WHAT YOU HAVE TO DO
Copy out lines with the word "Percentil" from the material that follows.

INFORMATION PROVIDED
..............................
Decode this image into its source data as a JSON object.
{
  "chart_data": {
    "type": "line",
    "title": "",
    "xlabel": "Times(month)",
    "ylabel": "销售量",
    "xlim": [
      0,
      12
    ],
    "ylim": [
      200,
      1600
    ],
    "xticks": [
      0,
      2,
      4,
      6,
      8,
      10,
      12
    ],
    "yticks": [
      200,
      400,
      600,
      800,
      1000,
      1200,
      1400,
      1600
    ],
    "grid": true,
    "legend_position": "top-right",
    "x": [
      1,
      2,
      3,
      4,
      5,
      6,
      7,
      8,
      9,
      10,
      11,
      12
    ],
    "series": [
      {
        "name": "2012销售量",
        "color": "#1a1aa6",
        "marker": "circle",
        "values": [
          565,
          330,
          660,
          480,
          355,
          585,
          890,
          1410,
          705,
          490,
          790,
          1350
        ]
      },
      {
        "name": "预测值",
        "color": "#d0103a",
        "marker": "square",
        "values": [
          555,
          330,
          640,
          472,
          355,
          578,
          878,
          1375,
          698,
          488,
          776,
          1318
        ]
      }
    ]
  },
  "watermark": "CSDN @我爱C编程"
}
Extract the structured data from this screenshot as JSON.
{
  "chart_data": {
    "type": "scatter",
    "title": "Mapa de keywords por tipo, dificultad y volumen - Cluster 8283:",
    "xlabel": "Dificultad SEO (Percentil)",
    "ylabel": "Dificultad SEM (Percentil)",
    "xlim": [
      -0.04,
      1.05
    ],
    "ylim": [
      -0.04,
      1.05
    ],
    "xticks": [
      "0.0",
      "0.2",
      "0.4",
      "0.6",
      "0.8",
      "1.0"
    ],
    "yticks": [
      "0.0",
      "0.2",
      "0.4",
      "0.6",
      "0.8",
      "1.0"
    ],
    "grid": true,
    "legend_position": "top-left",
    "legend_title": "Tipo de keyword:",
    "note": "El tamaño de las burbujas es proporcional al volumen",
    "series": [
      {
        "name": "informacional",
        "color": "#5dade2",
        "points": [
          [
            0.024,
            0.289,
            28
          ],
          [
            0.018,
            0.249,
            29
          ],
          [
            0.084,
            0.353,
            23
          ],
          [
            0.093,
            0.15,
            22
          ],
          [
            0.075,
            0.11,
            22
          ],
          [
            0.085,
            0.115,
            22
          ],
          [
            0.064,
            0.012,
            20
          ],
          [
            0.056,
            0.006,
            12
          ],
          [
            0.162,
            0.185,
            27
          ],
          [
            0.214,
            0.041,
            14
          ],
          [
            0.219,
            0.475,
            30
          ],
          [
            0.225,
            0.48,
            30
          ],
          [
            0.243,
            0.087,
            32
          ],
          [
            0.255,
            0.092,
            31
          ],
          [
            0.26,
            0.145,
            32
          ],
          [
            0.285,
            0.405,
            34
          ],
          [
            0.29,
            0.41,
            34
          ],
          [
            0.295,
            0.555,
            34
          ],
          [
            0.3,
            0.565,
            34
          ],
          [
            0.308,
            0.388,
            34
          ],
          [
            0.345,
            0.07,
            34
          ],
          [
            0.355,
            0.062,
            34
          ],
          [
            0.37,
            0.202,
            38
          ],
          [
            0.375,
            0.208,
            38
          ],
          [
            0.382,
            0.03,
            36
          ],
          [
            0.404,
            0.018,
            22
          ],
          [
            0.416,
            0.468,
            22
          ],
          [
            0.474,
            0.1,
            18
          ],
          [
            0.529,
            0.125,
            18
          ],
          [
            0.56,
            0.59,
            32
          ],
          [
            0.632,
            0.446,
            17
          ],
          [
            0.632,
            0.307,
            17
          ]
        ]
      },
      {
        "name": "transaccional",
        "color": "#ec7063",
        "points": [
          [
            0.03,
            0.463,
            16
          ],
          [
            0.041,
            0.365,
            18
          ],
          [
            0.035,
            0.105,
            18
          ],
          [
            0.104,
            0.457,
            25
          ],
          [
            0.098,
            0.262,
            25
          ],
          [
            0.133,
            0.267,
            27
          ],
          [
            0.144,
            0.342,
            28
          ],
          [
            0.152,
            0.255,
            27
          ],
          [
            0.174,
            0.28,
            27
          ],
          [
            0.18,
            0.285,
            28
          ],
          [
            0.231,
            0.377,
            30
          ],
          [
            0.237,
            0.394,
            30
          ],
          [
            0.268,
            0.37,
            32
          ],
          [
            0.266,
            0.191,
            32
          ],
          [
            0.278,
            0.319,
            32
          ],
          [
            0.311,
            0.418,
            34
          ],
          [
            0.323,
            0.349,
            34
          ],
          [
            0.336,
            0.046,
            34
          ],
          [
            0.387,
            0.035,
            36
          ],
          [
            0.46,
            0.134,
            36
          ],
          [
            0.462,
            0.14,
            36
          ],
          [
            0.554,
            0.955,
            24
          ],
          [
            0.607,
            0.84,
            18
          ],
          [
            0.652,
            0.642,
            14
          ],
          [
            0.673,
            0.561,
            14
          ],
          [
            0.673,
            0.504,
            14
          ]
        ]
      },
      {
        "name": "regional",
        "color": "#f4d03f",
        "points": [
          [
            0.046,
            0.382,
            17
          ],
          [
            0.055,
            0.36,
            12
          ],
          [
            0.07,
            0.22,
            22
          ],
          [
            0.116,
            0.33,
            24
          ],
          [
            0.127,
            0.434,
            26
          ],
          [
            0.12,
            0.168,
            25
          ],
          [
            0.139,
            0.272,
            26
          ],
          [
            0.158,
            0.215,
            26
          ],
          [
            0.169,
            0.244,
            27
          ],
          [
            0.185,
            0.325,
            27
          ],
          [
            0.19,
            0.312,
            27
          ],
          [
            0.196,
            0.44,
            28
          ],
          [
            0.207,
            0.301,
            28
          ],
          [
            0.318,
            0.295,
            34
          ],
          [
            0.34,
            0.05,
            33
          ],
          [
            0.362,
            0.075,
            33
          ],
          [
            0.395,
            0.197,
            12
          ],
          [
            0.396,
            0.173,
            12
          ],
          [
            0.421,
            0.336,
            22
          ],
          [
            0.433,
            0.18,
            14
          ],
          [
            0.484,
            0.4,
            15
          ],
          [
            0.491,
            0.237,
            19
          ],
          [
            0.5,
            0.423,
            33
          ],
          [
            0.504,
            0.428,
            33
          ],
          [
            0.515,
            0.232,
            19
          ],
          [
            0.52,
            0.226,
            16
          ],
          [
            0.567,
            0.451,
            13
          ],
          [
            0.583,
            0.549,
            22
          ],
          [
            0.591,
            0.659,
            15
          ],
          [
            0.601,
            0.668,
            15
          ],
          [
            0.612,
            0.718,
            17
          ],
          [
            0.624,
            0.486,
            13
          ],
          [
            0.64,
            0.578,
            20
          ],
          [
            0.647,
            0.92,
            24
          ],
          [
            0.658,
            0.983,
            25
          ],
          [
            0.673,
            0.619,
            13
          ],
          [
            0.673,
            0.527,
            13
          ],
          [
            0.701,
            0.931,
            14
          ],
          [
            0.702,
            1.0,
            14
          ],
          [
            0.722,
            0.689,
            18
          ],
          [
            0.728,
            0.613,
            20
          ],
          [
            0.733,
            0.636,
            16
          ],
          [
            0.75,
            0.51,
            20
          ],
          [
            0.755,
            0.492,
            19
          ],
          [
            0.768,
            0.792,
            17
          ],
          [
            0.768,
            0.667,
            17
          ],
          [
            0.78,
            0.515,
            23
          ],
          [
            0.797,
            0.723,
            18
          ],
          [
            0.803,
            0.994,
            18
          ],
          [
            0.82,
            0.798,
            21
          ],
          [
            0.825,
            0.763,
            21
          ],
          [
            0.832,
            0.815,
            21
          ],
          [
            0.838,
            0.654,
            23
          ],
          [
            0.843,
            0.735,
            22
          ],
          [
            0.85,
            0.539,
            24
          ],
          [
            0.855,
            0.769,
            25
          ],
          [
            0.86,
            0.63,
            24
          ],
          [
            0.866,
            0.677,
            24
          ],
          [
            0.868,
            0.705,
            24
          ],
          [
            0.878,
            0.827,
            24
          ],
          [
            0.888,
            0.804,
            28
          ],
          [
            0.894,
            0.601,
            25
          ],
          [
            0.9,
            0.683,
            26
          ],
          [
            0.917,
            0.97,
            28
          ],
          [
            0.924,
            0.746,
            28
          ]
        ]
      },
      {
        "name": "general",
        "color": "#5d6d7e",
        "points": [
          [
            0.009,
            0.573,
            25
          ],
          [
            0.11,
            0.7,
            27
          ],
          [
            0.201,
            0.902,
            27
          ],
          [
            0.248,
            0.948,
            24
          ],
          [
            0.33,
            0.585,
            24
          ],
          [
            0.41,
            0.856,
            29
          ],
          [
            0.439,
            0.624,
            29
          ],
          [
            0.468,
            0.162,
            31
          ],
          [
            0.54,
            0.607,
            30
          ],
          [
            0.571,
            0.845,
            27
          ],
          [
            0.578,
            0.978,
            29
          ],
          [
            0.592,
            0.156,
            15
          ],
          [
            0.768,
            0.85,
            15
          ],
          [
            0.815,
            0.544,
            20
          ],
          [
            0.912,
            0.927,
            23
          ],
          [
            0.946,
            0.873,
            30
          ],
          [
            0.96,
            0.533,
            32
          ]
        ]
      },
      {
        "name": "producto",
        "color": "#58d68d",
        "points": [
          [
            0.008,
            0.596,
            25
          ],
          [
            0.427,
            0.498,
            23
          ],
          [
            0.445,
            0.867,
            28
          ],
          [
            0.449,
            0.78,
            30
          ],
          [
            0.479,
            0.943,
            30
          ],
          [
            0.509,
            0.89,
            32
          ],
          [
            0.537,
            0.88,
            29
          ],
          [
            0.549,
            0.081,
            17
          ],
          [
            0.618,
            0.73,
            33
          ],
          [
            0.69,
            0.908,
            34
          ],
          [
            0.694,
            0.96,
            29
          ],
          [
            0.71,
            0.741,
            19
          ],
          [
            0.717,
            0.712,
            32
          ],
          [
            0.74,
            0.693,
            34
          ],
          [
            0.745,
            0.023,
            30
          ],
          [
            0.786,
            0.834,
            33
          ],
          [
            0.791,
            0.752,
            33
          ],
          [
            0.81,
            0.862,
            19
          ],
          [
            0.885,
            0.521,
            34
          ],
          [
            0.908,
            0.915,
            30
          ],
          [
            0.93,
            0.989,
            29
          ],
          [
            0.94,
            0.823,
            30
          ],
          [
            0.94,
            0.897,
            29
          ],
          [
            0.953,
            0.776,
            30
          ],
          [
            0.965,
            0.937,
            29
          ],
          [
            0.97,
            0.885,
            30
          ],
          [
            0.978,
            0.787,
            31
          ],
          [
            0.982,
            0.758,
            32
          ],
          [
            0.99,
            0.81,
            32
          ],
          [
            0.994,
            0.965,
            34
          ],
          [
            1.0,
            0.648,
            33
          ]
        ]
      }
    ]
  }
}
..............................
TASK SOLUTION
    "xlabel": "Dificultad SEO (Percentil)",
    "ylabel": "Dificultad SEM (Percentil)",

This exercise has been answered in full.